═════ MATERIAL FOR THIS TASK
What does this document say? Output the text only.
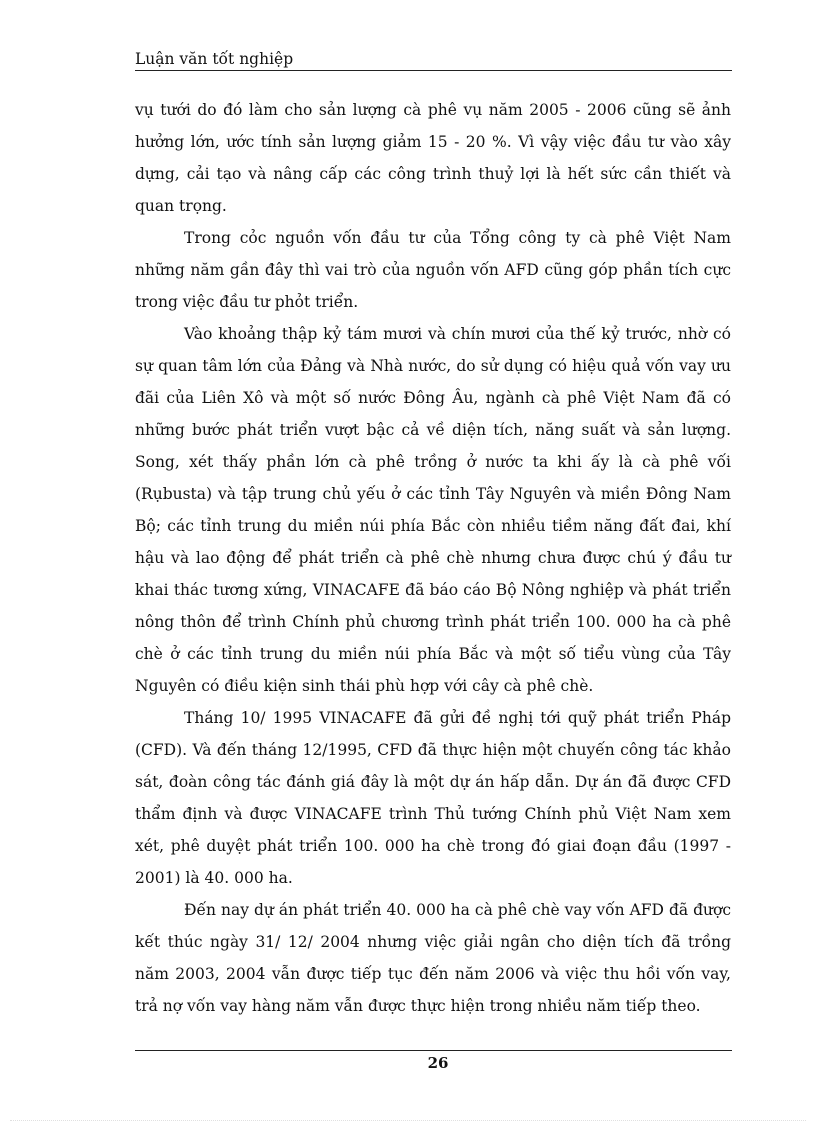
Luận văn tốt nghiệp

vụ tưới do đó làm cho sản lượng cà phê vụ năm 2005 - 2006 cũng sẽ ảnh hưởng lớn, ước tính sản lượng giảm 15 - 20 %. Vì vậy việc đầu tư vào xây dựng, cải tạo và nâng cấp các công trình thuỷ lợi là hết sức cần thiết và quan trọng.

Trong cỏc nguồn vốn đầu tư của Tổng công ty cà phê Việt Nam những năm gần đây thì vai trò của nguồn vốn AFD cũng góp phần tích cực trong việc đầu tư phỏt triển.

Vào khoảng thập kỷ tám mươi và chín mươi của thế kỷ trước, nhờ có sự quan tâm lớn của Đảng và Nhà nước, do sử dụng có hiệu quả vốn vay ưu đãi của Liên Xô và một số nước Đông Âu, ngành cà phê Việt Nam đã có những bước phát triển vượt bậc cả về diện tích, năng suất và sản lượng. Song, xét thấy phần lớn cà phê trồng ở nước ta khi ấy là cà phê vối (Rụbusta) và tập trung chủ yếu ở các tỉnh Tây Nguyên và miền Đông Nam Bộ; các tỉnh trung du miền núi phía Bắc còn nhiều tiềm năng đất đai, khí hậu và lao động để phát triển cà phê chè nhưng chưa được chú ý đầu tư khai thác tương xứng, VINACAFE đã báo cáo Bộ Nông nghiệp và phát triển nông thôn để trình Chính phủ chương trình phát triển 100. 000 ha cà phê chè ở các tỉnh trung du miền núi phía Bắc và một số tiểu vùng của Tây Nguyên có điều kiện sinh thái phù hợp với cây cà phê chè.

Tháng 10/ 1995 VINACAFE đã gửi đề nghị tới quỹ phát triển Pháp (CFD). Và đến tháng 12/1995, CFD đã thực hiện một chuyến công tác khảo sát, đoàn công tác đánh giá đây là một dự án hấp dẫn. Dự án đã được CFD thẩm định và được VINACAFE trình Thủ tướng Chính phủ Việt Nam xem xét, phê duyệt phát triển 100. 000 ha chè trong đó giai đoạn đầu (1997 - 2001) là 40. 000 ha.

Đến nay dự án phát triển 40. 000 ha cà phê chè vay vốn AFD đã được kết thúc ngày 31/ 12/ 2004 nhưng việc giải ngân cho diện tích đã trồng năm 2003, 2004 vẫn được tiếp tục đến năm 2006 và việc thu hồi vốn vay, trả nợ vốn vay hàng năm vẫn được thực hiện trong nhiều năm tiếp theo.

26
══════════
EXERCISE DESCRIPTION - Gather up every line from the listing above in which the word "cũng" occurs.

COMPLETE ANSWER -
vụ tưới do đó làm cho sản lượng cà phê vụ năm 2005 - 2006 cũng sẽ ảnh hưởng lớn, ước tính sản lượng giảm 15 - 20 %. Vì vậy việc đầu tư vào xây dựng, cải tạo và nâng cấp các công trình thuỷ lợi là hết sức cần thiết và quan trọng.
Trong cỏc nguồn vốn đầu tư của Tổng công ty cà phê Việt Nam những năm gần đây thì vai trò của nguồn vốn AFD cũng góp phần tích cực trong việc đầu tư phỏt triển.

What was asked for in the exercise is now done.